▶

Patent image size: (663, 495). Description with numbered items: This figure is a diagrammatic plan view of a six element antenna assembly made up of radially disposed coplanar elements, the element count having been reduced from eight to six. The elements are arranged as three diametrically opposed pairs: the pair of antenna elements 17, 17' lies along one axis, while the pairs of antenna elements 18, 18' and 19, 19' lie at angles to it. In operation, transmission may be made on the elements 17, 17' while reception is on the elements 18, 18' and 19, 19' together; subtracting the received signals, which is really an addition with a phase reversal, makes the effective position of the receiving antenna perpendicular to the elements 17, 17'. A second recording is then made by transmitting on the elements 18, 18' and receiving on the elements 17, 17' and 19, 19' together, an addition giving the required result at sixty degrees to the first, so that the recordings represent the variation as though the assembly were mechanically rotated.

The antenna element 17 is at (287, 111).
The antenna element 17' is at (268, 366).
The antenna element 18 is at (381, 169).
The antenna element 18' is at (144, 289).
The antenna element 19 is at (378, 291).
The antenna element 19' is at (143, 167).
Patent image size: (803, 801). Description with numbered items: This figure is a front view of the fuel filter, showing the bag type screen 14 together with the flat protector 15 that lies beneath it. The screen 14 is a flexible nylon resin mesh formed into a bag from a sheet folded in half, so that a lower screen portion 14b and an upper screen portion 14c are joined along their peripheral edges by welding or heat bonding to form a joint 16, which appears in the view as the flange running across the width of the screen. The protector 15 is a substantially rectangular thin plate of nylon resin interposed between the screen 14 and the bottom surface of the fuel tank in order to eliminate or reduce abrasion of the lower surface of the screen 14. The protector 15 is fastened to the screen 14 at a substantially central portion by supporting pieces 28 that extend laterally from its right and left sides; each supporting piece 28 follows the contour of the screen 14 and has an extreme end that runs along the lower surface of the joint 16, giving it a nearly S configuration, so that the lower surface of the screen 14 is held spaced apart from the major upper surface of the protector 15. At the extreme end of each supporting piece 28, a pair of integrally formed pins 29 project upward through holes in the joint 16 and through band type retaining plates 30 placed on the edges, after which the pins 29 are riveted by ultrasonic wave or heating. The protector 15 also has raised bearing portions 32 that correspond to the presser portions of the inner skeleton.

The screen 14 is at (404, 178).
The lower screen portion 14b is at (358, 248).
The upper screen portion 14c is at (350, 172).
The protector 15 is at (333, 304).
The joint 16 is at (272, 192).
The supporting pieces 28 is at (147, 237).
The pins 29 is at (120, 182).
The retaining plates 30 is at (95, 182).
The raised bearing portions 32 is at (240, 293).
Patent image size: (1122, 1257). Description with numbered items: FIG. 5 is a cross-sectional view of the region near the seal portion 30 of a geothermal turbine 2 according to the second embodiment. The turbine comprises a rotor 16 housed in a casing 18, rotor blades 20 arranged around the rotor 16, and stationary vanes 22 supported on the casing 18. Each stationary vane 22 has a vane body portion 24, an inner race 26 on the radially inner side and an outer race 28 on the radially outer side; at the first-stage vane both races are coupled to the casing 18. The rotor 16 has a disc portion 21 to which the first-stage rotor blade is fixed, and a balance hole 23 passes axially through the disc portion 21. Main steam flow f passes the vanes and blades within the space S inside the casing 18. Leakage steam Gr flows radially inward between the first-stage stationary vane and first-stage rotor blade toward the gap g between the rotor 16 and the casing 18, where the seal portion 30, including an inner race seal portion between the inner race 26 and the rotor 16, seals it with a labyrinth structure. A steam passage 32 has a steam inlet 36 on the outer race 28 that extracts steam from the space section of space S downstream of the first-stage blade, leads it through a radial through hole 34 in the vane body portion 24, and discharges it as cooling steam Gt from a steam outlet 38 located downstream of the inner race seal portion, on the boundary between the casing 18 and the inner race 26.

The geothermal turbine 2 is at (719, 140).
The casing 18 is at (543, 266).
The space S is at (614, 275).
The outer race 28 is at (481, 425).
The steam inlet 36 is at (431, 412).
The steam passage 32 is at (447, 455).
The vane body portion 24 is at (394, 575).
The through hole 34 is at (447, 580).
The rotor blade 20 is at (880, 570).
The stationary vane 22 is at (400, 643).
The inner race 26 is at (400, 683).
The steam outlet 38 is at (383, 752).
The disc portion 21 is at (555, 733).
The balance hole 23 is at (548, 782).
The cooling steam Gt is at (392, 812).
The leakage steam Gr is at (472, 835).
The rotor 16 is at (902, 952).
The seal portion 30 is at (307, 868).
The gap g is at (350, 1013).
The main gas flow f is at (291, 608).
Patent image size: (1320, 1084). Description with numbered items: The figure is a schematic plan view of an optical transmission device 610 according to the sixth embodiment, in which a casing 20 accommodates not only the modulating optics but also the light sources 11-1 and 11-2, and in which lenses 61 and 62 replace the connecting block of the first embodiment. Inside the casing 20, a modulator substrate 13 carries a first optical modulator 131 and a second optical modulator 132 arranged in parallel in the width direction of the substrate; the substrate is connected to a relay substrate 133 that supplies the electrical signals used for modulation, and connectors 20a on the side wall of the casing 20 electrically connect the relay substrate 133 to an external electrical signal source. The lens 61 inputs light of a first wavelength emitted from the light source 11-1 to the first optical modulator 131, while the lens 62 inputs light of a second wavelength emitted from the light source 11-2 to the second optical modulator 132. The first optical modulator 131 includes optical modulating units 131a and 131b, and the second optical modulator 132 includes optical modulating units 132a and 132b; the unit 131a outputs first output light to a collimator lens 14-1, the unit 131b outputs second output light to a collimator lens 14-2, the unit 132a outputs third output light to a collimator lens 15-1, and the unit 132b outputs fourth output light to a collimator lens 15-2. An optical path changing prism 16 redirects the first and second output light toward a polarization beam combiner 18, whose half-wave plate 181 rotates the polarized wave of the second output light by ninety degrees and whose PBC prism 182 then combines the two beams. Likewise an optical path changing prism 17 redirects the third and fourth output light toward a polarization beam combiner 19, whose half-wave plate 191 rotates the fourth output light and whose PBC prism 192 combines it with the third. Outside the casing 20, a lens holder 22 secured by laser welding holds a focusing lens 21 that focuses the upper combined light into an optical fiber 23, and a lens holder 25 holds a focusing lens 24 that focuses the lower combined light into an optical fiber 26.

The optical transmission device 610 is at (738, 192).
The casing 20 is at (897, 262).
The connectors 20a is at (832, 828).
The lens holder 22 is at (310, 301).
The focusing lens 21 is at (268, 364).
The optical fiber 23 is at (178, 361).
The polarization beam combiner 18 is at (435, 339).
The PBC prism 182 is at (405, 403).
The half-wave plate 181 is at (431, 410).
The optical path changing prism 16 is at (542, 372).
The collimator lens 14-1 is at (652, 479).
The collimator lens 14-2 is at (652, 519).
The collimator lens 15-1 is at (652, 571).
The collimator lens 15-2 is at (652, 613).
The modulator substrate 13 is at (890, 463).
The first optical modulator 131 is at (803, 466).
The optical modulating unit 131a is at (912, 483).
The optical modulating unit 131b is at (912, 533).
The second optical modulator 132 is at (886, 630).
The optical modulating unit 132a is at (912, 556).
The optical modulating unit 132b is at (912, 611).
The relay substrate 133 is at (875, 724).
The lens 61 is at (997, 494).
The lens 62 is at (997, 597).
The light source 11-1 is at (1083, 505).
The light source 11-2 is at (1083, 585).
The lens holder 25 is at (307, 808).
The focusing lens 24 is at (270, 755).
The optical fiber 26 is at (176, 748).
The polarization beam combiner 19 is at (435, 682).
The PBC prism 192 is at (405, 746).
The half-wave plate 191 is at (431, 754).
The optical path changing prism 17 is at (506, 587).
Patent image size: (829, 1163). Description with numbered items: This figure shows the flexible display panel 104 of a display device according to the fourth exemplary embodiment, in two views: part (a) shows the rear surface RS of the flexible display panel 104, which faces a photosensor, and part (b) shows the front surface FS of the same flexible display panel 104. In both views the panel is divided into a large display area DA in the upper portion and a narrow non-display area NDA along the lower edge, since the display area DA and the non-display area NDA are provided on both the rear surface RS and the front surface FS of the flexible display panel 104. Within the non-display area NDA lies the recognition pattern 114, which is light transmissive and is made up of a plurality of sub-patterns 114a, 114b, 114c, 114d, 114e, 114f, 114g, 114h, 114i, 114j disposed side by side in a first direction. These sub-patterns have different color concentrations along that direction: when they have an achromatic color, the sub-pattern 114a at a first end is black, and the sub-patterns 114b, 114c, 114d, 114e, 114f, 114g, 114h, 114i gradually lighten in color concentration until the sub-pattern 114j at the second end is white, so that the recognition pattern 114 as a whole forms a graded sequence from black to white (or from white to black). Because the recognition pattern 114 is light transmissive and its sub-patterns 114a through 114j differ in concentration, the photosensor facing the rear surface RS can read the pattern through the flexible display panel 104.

◀

Problem description — Starting from the first line of the listing and ending with the line that contains "The antenna element 19' is at (143, 167).", give those lines as a JSON list of strings, one string per line, with blank lines omitted.

Expected output —
[
  "Patent image size: (663, 495). Description with numbered items: This figure is a diagrammatic plan view of a six element antenna assembly made up of radially disposed coplanar elements, the element count having been reduced from eight to six. The elements are arranged as three diametrically opposed pairs: the pair of antenna elements 17, 17' lies along one axis, while the pairs of antenna elements 18, 18' and 19, 19' lie at angles to it. In operation, transmission may be made on the elements 17, 17' while reception is on the elements 18, 18' and 19, 19' together; subtracting the received signals, which is really an addition with a phase reversal, makes the effective position of the receiving antenna perpendicular to the elements 17, 17'. A second recording is then made by transmitting on the elements 18, 18' and receiving on the elements 17, 17' and 19, 19' together, an addition giving the required result at sixty degrees to the first, so that the recordings represent the variation as though the assembly were mechanically rotated.",
  "The antenna element 17 is at (287, 111).",
  "The antenna element 17' is at (268, 366).",
  "The antenna element 18 is at (381, 169).",
  "The antenna element 18' is at (144, 289).",
  "The antenna element 19 is at (378, 291).",
  "The antenna element 19' is at (143, 167)."
]